Task:
Below are some entries. Copy each line that holds the string "descriptive".

Data entries:

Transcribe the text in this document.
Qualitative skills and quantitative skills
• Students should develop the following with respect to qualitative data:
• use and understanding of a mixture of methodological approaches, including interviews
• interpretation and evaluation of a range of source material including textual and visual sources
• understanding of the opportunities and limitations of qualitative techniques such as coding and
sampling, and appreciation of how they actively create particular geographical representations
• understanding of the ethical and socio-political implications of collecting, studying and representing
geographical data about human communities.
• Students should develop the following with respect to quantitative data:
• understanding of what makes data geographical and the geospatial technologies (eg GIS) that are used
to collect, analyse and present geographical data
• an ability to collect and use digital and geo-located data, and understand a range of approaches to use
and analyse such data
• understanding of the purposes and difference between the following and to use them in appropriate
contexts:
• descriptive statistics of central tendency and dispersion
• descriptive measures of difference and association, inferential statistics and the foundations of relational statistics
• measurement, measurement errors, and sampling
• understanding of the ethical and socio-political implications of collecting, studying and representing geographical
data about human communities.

The output:
• descriptive statistics of central tendency and dispersion
• descriptive measures of difference and association, inferential statistics and the foundations of relational statistics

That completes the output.